Dataset entries
============================================================
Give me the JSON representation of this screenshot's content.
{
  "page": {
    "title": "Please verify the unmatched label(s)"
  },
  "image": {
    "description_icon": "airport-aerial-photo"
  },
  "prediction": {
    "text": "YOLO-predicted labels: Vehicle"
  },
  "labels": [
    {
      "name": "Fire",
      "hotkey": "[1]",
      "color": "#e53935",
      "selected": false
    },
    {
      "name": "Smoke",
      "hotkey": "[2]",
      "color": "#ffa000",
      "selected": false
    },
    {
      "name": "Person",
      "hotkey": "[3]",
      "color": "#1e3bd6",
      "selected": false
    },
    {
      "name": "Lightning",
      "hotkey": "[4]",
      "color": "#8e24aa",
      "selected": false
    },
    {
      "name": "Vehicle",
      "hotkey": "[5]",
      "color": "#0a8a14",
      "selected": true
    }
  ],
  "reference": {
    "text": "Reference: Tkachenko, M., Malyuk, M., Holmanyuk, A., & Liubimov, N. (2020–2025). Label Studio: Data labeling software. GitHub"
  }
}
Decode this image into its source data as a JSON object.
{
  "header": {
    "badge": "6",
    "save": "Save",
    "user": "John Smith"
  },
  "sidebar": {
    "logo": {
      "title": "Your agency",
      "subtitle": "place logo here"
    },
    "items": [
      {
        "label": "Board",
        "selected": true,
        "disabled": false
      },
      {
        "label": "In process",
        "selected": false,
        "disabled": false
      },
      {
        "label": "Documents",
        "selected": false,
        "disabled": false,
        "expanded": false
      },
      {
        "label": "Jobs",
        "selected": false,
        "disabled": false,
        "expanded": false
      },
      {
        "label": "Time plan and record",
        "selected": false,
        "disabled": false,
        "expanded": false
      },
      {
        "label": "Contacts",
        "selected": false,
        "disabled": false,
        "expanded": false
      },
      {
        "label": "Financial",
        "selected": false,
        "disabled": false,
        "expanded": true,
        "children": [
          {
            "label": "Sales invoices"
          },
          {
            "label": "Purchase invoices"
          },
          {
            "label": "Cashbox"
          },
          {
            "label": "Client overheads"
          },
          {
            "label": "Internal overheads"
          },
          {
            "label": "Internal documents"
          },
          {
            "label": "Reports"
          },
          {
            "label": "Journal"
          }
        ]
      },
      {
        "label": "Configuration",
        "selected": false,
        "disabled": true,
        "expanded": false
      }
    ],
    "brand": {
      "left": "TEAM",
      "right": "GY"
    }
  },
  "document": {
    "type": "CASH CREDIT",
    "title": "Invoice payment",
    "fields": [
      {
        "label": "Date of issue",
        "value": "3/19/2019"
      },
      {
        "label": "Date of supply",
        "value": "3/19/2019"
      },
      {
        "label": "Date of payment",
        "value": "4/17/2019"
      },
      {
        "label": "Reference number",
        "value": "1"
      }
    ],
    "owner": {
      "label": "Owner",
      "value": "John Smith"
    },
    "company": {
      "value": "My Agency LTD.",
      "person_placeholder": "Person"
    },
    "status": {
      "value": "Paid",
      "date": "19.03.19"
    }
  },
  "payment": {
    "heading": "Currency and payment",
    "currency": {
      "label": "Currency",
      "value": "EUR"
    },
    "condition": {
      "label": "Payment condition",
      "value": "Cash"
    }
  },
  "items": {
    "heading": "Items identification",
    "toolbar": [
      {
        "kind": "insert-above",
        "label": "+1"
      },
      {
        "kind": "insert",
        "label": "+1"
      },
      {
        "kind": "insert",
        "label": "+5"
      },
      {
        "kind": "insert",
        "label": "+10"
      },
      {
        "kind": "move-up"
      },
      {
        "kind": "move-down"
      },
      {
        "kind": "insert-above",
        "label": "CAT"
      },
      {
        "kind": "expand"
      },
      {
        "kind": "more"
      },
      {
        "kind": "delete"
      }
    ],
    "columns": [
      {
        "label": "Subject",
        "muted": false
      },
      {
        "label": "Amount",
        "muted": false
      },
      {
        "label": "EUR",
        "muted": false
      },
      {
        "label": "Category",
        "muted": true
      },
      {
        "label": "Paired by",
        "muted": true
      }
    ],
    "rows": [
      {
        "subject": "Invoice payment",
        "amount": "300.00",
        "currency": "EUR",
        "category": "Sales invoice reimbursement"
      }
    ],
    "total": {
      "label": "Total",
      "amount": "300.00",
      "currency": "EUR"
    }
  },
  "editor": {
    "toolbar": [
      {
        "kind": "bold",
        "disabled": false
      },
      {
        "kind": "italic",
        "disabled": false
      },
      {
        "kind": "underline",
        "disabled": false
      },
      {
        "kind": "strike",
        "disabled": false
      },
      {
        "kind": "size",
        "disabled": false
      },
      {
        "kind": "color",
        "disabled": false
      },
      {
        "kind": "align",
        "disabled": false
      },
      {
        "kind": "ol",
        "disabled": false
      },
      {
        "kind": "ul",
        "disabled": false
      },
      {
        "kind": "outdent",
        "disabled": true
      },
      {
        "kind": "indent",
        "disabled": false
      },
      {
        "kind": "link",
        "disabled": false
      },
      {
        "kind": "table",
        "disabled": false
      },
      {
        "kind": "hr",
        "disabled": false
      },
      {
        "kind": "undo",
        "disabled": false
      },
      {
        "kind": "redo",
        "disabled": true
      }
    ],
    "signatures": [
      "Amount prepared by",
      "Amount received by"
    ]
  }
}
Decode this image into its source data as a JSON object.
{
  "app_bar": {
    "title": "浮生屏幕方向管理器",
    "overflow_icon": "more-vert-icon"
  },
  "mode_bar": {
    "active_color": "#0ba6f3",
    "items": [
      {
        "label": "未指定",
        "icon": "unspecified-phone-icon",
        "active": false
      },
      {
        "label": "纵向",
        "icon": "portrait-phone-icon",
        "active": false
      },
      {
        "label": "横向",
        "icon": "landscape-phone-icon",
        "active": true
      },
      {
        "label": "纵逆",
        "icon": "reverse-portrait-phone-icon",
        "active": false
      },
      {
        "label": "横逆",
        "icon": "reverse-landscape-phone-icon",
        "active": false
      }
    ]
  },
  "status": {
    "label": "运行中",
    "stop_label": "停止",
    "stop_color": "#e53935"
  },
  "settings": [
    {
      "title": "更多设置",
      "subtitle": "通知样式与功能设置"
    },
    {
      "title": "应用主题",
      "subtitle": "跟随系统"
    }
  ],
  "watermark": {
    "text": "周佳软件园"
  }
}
============================================================
_Instruction_:
Extract lines where the string "condition" occurs.

_Completed task_:
    "condition": {
      "label": "Payment condition",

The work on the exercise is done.